[Stored data]
=====
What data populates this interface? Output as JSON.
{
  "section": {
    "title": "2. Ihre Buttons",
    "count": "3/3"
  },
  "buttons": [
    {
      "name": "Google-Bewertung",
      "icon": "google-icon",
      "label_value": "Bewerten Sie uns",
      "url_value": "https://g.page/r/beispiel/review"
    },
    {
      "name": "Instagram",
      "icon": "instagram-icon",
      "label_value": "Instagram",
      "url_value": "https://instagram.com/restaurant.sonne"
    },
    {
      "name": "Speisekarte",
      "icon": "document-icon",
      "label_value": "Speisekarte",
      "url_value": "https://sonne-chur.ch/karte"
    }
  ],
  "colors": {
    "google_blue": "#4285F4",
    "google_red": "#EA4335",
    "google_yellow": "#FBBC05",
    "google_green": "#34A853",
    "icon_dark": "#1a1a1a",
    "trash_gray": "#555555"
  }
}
=====
PROBLEM STATEMENT — Print all of the entries exactly as they appear.

RESPONSE FOR THIS EXERCISE —
What data populates this interface? Output as JSON.
{
  "section": {
    "title": "2. Ihre Buttons",
    "count": "3/3"
  },
  "buttons": [
    {
      "name": "Google-Bewertung",
      "icon": "google-icon",
      "label_value": "Bewerten Sie uns",
      "url_value": "https://g.page/r/beispiel/review"
    },
    {
      "name": "Instagram",
      "icon": "instagram-icon",
      "label_value": "Instagram",
      "url_value": "https://instagram.com/restaurant.sonne"
    },
    {
      "name": "Speisekarte",
      "icon": "document-icon",
      "label_value": "Speisekarte",
      "url_value": "https://sonne-chur.ch/karte"
    }
  ],
  "colors": {
    "google_blue": "#4285F4",
    "google_red": "#EA4335",
    "google_yellow": "#FBBC05",
    "google_green": "#34A853",
    "icon_dark": "#1a1a1a",
    "trash_gray": "#555555"
  }
}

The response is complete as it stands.